▸ Do this
Reply with the count of lines holding "version", nothing more.

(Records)
# # #
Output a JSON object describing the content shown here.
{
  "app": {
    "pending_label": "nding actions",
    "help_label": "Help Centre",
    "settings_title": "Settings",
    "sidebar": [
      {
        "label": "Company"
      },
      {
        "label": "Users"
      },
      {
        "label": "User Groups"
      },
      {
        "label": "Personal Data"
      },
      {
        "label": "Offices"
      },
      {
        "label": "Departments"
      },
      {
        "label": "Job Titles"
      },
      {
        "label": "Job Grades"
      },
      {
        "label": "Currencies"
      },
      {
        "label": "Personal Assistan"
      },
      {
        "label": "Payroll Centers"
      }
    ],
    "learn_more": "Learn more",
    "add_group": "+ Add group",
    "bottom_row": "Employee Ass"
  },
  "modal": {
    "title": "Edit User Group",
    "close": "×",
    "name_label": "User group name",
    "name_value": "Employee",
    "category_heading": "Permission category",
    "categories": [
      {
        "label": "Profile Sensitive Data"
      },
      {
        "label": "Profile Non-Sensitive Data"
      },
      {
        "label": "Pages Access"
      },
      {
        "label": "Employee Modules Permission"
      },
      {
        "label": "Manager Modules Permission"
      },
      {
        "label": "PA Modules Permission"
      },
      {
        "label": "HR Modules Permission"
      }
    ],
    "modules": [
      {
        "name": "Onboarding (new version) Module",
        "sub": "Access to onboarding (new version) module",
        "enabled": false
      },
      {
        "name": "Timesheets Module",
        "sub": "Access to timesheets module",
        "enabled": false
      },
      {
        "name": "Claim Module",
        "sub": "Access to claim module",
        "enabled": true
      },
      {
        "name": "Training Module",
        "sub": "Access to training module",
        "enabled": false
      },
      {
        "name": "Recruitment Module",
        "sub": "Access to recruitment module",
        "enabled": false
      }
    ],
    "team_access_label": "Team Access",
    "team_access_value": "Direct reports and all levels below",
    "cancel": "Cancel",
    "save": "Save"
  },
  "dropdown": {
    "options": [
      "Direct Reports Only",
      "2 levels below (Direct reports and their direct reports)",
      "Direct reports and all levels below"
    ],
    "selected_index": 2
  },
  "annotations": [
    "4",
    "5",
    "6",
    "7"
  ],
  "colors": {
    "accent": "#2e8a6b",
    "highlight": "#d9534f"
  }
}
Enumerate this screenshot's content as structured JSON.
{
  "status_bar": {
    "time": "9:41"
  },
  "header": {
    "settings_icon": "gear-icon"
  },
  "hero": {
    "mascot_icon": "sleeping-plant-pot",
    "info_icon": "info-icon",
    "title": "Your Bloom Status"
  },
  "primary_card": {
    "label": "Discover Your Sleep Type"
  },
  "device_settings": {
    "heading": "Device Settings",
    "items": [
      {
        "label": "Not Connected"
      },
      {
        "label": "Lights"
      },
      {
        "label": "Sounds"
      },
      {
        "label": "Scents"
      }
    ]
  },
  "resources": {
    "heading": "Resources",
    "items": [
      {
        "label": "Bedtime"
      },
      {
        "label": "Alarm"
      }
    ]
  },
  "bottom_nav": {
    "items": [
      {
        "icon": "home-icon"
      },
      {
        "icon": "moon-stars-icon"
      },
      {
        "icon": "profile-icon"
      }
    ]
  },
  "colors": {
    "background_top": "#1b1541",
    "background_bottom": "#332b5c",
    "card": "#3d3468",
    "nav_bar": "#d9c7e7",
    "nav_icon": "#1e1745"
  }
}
# # #
▸ Exercise result
2